*Given instruction*:
Using the listing below, extract each line that has the word "JSON" in it.

*Material for the task*:
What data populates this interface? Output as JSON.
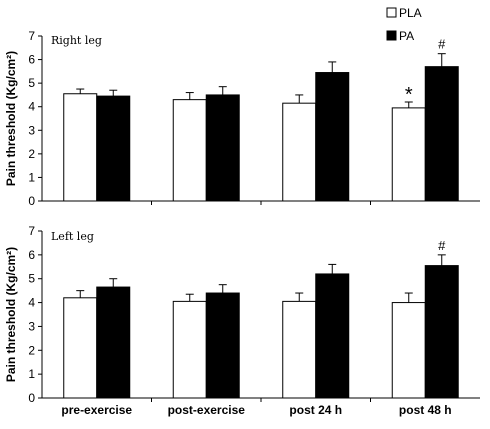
{
  "legend": [
    {
      "label": "PLA",
      "color": "#ffffff"
    },
    {
      "label": "PA",
      "color": "#000000"
    }
  ],
  "chart_data": [
    {
      "type": "bar",
      "title": "Right leg",
      "ylabel": "Pain threshold (Kg/cm²)",
      "ylim": [
        0,
        7
      ],
      "yticks": [
        "0",
        "1",
        "2",
        "3",
        "4",
        "5",
        "6",
        "7"
      ],
      "categories": [
        "pre-exercise",
        "post-exercise",
        "post  24 h",
        "post  48 h"
      ],
      "series": [
        {
          "name": "PLA",
          "color": "#ffffff",
          "values": [
            4.55,
            4.3,
            4.15,
            3.95
          ],
          "errors": [
            0.2,
            0.3,
            0.35,
            0.25
          ],
          "markers": [
            "",
            "",
            "",
            "*"
          ]
        },
        {
          "name": "PA",
          "color": "#000000",
          "values": [
            4.45,
            4.5,
            5.45,
            5.7
          ],
          "errors": [
            0.25,
            0.35,
            0.45,
            0.55
          ],
          "markers": [
            "",
            "",
            "",
            "#"
          ]
        }
      ]
    },
    {
      "type": "bar",
      "title": "Left leg",
      "ylabel": "Pain threshold (Kg/cm²)",
      "ylim": [
        0,
        7
      ],
      "yticks": [
        "0",
        "1",
        "2",
        "3",
        "4",
        "5",
        "6",
        "7"
      ],
      "categories": [
        "pre-exercise",
        "post-exercise",
        "post  24 h",
        "post  48 h"
      ],
      "series": [
        {
          "name": "PLA",
          "color": "#ffffff",
          "values": [
            4.2,
            4.05,
            4.05,
            4.0
          ],
          "errors": [
            0.3,
            0.3,
            0.35,
            0.4
          ],
          "markers": [
            "",
            "",
            "",
            ""
          ]
        },
        {
          "name": "PA",
          "color": "#000000",
          "values": [
            4.65,
            4.4,
            5.2,
            5.55
          ],
          "errors": [
            0.35,
            0.35,
            0.4,
            0.45
          ],
          "markers": [
            "",
            "",
            "",
            "#"
          ]
        }
      ]
    }
  ]
}
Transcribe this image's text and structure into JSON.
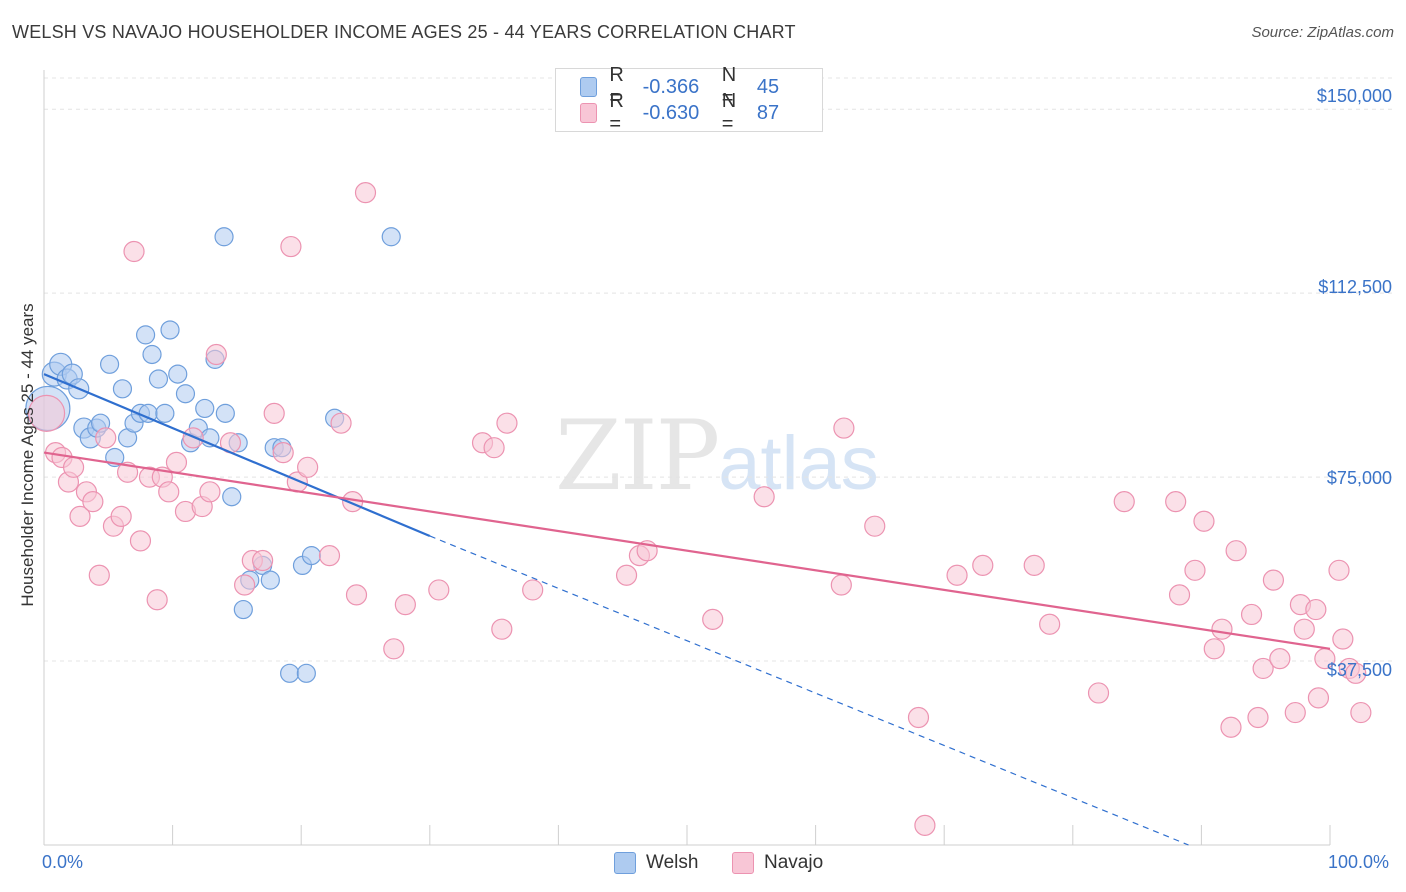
{
  "header": {
    "title": "WELSH VS NAVAJO HOUSEHOLDER INCOME AGES 25 - 44 YEARS CORRELATION CHART",
    "source": "Source: ZipAtlas.com"
  },
  "watermark": {
    "zip": "ZIP",
    "atlas": "atlas"
  },
  "legend": {
    "welsh": {
      "r_label": "R =",
      "r_value": "-0.366",
      "n_label": "N =",
      "n_value": "45"
    },
    "navajo": {
      "r_label": "R =",
      "r_value": "-0.630",
      "n_label": "N =",
      "n_value": "87"
    }
  },
  "bottom_legend": {
    "welsh": "Welsh",
    "navajo": "Navajo"
  },
  "colors": {
    "welsh_fill": "#aecbf0",
    "welsh_stroke": "#6f9fdc",
    "welsh_line": "#2f6fcf",
    "navajo_fill": "#f8c6d6",
    "navajo_stroke": "#ec93b1",
    "navajo_line": "#e0648f",
    "tick_label": "#3a73c8",
    "grid": "#e4e4e4"
  },
  "chart_data": {
    "type": "scatter",
    "title": "WELSH VS NAVAJO HOUSEHOLDER INCOME AGES 25 - 44 YEARS CORRELATION CHART",
    "xlabel": "",
    "ylabel": "Householder Income Ages 25 - 44 years",
    "xlim": [
      0,
      100
    ],
    "ylim": [
      0,
      158000
    ],
    "x_tick_labels": [
      "0.0%",
      "100.0%"
    ],
    "y_ticks": [
      37500,
      75000,
      112500,
      150000
    ],
    "y_tick_labels": [
      "$37,500",
      "$75,000",
      "$112,500",
      "$150,000"
    ],
    "grid": true,
    "legend_position": "top-center",
    "series": [
      {
        "name": "Welsh",
        "trend": {
          "x0": 0,
          "y0": 96000,
          "x1": 30,
          "y1": 63000,
          "dashed_to_x": 89,
          "dashed_to_y": 0
        },
        "points": [
          [
            0.3,
            89000,
            22
          ],
          [
            0.8,
            96000,
            12
          ],
          [
            1.3,
            98000,
            11
          ],
          [
            1.8,
            95000,
            10
          ],
          [
            2.2,
            96000,
            10
          ],
          [
            2.7,
            93000,
            10
          ],
          [
            3.1,
            85000,
            10
          ],
          [
            3.6,
            83000,
            10
          ],
          [
            4.1,
            85000,
            9
          ],
          [
            4.4,
            86000,
            9
          ],
          [
            5.1,
            98000,
            9
          ],
          [
            5.5,
            79000,
            9
          ],
          [
            6.1,
            93000,
            9
          ],
          [
            6.5,
            83000,
            9
          ],
          [
            7.0,
            86000,
            9
          ],
          [
            7.5,
            88000,
            9
          ],
          [
            8.1,
            88000,
            9
          ],
          [
            7.9,
            104000,
            9
          ],
          [
            8.4,
            100000,
            9
          ],
          [
            8.9,
            95000,
            9
          ],
          [
            9.4,
            88000,
            9
          ],
          [
            9.8,
            105000,
            9
          ],
          [
            10.4,
            96000,
            9
          ],
          [
            11.0,
            92000,
            9
          ],
          [
            11.4,
            82000,
            9
          ],
          [
            12.0,
            85000,
            9
          ],
          [
            12.5,
            89000,
            9
          ],
          [
            12.9,
            83000,
            9
          ],
          [
            13.3,
            99000,
            9
          ],
          [
            14.0,
            124000,
            9
          ],
          [
            14.1,
            88000,
            9
          ],
          [
            14.6,
            71000,
            9
          ],
          [
            15.1,
            82000,
            9
          ],
          [
            15.5,
            48000,
            9
          ],
          [
            16.0,
            54000,
            9
          ],
          [
            17.0,
            57000,
            9
          ],
          [
            17.6,
            54000,
            9
          ],
          [
            17.9,
            81000,
            9
          ],
          [
            18.5,
            81000,
            9
          ],
          [
            19.1,
            35000,
            9
          ],
          [
            20.1,
            57000,
            9
          ],
          [
            20.4,
            35000,
            9
          ],
          [
            20.8,
            59000,
            9
          ],
          [
            22.6,
            87000,
            9
          ],
          [
            27.0,
            124000,
            9
          ]
        ]
      },
      {
        "name": "Navajo",
        "trend": {
          "x0": 0,
          "y0": 80000,
          "x1": 100,
          "y1": 40000
        },
        "points": [
          [
            0.2,
            88000,
            18
          ],
          [
            0.9,
            80000,
            10
          ],
          [
            1.4,
            79000,
            10
          ],
          [
            1.9,
            74000,
            10
          ],
          [
            2.3,
            77000,
            10
          ],
          [
            2.8,
            67000,
            10
          ],
          [
            3.3,
            72000,
            10
          ],
          [
            3.8,
            70000,
            10
          ],
          [
            4.3,
            55000,
            10
          ],
          [
            4.8,
            83000,
            10
          ],
          [
            5.4,
            65000,
            10
          ],
          [
            6.0,
            67000,
            10
          ],
          [
            6.5,
            76000,
            10
          ],
          [
            7.0,
            121000,
            10
          ],
          [
            7.5,
            62000,
            10
          ],
          [
            8.2,
            75000,
            10
          ],
          [
            8.8,
            50000,
            10
          ],
          [
            9.2,
            75000,
            10
          ],
          [
            9.7,
            72000,
            10
          ],
          [
            10.3,
            78000,
            10
          ],
          [
            11.0,
            68000,
            10
          ],
          [
            11.6,
            83000,
            10
          ],
          [
            12.3,
            69000,
            10
          ],
          [
            12.9,
            72000,
            10
          ],
          [
            13.4,
            100000,
            10
          ],
          [
            14.5,
            82000,
            10
          ],
          [
            15.6,
            53000,
            10
          ],
          [
            16.2,
            58000,
            10
          ],
          [
            17.0,
            58000,
            10
          ],
          [
            17.9,
            88000,
            10
          ],
          [
            18.6,
            80000,
            10
          ],
          [
            19.2,
            122000,
            10
          ],
          [
            19.7,
            74000,
            10
          ],
          [
            20.5,
            77000,
            10
          ],
          [
            22.2,
            59000,
            10
          ],
          [
            23.1,
            86000,
            10
          ],
          [
            24.0,
            70000,
            10
          ],
          [
            24.3,
            51000,
            10
          ],
          [
            25.0,
            133000,
            10
          ],
          [
            27.2,
            40000,
            10
          ],
          [
            28.1,
            49000,
            10
          ],
          [
            30.7,
            52000,
            10
          ],
          [
            34.1,
            82000,
            10
          ],
          [
            35.0,
            81000,
            10
          ],
          [
            35.6,
            44000,
            10
          ],
          [
            36.0,
            86000,
            10
          ],
          [
            38.0,
            52000,
            10
          ],
          [
            45.3,
            55000,
            10
          ],
          [
            46.3,
            59000,
            10
          ],
          [
            46.9,
            60000,
            10
          ],
          [
            52.0,
            46000,
            10
          ],
          [
            56.0,
            71000,
            10
          ],
          [
            62.0,
            53000,
            10
          ],
          [
            62.2,
            85000,
            10
          ],
          [
            64.6,
            65000,
            10
          ],
          [
            68.0,
            26000,
            10
          ],
          [
            68.5,
            4000,
            10
          ],
          [
            71.0,
            55000,
            10
          ],
          [
            73.0,
            57000,
            10
          ],
          [
            77.0,
            57000,
            10
          ],
          [
            78.2,
            45000,
            10
          ],
          [
            82.0,
            31000,
            10
          ],
          [
            84.0,
            70000,
            10
          ],
          [
            88.0,
            70000,
            10
          ],
          [
            88.3,
            51000,
            10
          ],
          [
            89.5,
            56000,
            10
          ],
          [
            90.2,
            66000,
            10
          ],
          [
            91.0,
            40000,
            10
          ],
          [
            91.6,
            44000,
            10
          ],
          [
            92.3,
            24000,
            10
          ],
          [
            92.7,
            60000,
            10
          ],
          [
            93.9,
            47000,
            10
          ],
          [
            94.4,
            26000,
            10
          ],
          [
            94.8,
            36000,
            10
          ],
          [
            95.6,
            54000,
            10
          ],
          [
            96.1,
            38000,
            10
          ],
          [
            97.3,
            27000,
            10
          ],
          [
            97.7,
            49000,
            10
          ],
          [
            98.0,
            44000,
            10
          ],
          [
            98.9,
            48000,
            10
          ],
          [
            99.1,
            30000,
            10
          ],
          [
            99.6,
            38000,
            10
          ],
          [
            100.7,
            56000,
            10
          ],
          [
            101.0,
            42000,
            10
          ],
          [
            101.5,
            36000,
            10
          ],
          [
            102.0,
            35000,
            10
          ],
          [
            102.4,
            27000,
            10
          ]
        ]
      }
    ]
  }
}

*Written reply*:
What data populates this interface? Output as JSON.
Transcribe this image's text and structure into JSON.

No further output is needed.